The exercise -
Return the listing below word for word.

Saved entries:
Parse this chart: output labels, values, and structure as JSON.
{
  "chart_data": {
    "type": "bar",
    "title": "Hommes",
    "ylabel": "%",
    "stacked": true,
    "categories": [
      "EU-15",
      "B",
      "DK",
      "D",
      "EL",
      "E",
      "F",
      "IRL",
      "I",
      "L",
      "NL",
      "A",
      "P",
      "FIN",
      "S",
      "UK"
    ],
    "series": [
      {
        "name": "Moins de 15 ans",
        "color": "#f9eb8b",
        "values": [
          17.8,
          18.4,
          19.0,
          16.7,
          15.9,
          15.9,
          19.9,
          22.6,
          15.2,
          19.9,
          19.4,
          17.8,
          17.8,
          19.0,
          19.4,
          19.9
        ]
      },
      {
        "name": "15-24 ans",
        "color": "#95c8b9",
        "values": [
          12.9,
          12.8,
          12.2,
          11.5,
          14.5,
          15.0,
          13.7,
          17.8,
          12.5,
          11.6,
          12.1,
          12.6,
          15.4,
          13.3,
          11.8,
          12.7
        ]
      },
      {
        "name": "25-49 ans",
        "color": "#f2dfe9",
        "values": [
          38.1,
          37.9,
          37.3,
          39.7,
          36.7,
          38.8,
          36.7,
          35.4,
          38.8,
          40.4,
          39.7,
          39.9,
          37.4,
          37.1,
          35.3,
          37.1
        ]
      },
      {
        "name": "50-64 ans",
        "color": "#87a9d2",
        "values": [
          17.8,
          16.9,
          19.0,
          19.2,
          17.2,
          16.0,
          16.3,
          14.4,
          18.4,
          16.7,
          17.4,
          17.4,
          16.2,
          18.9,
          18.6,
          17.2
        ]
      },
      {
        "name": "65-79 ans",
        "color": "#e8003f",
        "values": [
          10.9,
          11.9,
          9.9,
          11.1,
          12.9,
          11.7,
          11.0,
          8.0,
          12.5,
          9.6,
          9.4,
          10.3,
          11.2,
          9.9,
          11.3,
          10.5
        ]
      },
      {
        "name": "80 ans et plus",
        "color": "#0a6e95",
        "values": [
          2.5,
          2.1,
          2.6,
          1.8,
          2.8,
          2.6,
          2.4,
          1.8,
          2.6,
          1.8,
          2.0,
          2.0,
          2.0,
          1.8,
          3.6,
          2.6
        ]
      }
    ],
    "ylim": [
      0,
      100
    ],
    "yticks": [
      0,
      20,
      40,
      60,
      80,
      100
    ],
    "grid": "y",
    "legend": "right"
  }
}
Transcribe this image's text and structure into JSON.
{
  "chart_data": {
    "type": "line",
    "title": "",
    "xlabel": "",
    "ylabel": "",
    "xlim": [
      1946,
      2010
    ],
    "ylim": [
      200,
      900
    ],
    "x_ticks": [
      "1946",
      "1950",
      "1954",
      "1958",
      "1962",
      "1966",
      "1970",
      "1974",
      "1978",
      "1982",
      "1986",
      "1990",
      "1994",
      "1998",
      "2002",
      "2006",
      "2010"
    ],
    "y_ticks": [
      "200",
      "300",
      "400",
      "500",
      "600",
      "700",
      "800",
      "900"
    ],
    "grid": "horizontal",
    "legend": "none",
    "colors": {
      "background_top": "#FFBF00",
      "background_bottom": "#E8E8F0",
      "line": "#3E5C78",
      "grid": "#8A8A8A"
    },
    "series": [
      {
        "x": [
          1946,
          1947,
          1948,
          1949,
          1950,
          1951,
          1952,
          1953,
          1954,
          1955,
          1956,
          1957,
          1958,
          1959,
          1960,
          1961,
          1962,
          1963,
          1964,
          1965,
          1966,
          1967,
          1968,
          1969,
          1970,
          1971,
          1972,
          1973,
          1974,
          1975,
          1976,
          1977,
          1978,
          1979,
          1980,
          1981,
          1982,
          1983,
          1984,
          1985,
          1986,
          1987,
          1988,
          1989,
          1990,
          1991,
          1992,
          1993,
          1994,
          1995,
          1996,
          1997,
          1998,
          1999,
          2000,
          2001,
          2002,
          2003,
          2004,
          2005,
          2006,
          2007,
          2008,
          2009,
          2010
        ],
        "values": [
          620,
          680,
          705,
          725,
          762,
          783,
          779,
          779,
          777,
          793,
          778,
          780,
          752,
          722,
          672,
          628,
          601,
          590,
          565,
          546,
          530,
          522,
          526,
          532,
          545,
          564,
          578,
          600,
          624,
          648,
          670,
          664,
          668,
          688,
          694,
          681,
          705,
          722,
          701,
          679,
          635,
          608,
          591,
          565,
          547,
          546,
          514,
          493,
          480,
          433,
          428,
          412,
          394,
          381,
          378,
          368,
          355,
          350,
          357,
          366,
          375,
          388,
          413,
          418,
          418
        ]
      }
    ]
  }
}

Task answer -
Parse this chart: output labels, values, and structure as JSON.
{
  "chart_data": {
    "type": "bar",
    "title": "Hommes",
    "ylabel": "%",
    "stacked": true,
    "categories": [
      "EU-15",
      "B",
      "DK",
      "D",
      "EL",
      "E",
      "F",
      "IRL",
      "I",
      "L",
      "NL",
      "A",
      "P",
      "FIN",
      "S",
      "UK"
    ],
    "series": [
      {
        "name": "Moins de 15 ans",
        "color": "#f9eb8b",
        "values": [
          17.8,
          18.4,
          19.0,
          16.7,
          15.9,
          15.9,
          19.9,
          22.6,
          15.2,
          19.9,
          19.4,
          17.8,
          17.8,
          19.0,
          19.4,
          19.9
        ]
      },
      {
        "name": "15-24 ans",
        "color": "#95c8b9",
        "values": [
          12.9,
          12.8,
          12.2,
          11.5,
          14.5,
          15.0,
          13.7,
          17.8,
          12.5,
          11.6,
          12.1,
          12.6,
          15.4,
          13.3,
          11.8,
          12.7
        ]
      },
      {
        "name": "25-49 ans",
        "color": "#f2dfe9",
        "values": [
          38.1,
          37.9,
          37.3,
          39.7,
          36.7,
          38.8,
          36.7,
          35.4,
          38.8,
          40.4,
          39.7,
          39.9,
          37.4,
          37.1,
          35.3,
          37.1
        ]
      },
      {
        "name": "50-64 ans",
        "color": "#87a9d2",
        "values": [
          17.8,
          16.9,
          19.0,
          19.2,
          17.2,
          16.0,
          16.3,
          14.4,
          18.4,
          16.7,
          17.4,
          17.4,
          16.2,
          18.9,
          18.6,
          17.2
        ]
      },
      {
        "name": "65-79 ans",
        "color": "#e8003f",
        "values": [
          10.9,
          11.9,
          9.9,
          11.1,
          12.9,
          11.7,
          11.0,
          8.0,
          12.5,
          9.6,
          9.4,
          10.3,
          11.2,
          9.9,
          11.3,
          10.5
        ]
      },
      {
        "name": "80 ans et plus",
        "color": "#0a6e95",
        "values": [
          2.5,
          2.1,
          2.6,
          1.8,
          2.8,
          2.6,
          2.4,
          1.8,
          2.6,
          1.8,
          2.0,
          2.0,
          2.0,
          1.8,
          3.6,
          2.6
        ]
      }
    ],
    "ylim": [
      0,
      100
    ],
    "yticks": [
      0,
      20,
      40,
      60,
      80,
      100
    ],
    "grid": "y",
    "legend": "right"
  }
}
Transcribe this image's text and structure into JSON.
{
  "chart_data": {
    "type": "line",
    "title": "",
    "xlabel": "",
    "ylabel": "",
    "xlim": [
      1946,
      2010
    ],
    "ylim": [
      200,
      900
    ],
    "x_ticks": [
      "1946",
      "1950",
      "1954",
      "1958",
      "1962",
      "1966",
      "1970",
      "1974",
      "1978",
      "1982",
      "1986",
      "1990",
      "1994",
      "1998",
      "2002",
      "2006",
      "2010"
    ],
    "y_ticks": [
      "200",
      "300",
      "400",
      "500",
      "600",
      "700",
      "800",
      "900"
    ],
    "grid": "horizontal",
    "legend": "none",
    "colors": {
      "background_top": "#FFBF00",
      "background_bottom": "#E8E8F0",
      "line": "#3E5C78",
      "grid": "#8A8A8A"
    },
    "series": [
      {
        "x": [
          1946,
          1947,
          1948,
          1949,
          1950,
          1951,
          1952,
          1953,
          1954,
          1955,
          1956,
          1957,
          1958,
          1959,
          1960,
          1961,
          1962,
          1963,
          1964,
          1965,
          1966,
          1967,
          1968,
          1969,
          1970,
          1971,
          1972,
          1973,
          1974,
          1975,
          1976,
          1977,
          1978,
          1979,
          1980,
          1981,
          1982,
          1983,
          1984,
          1985,
          1986,
          1987,
          1988,
          1989,
          1990,
          1991,
          1992,
          1993,
          1994,
          1995,
          1996,
          1997,
          1998,
          1999,
          2000,
          2001,
          2002,
          2003,
          2004,
          2005,
          2006,
          2007,
          2008,
          2009,
          2010
        ],
        "values": [
          620,
          680,
          705,
          725,
          762,
          783,
          779,
          779,
          777,
          793,
          778,
          780,
          752,
          722,
          672,
          628,
          601,
          590,
          565,
          546,
          530,
          522,
          526,
          532,
          545,
          564,
          578,
          600,
          624,
          648,
          670,
          664,
          668,
          688,
          694,
          681,
          705,
          722,
          701,
          679,
          635,
          608,
          591,
          565,
          547,
          546,
          514,
          493,
          480,
          433,
          428,
          412,
          394,
          381,
          378,
          368,
          355,
          350,
          357,
          366,
          375,
          388,
          413,
          418,
          418
        ]
      }
    ]
  }
}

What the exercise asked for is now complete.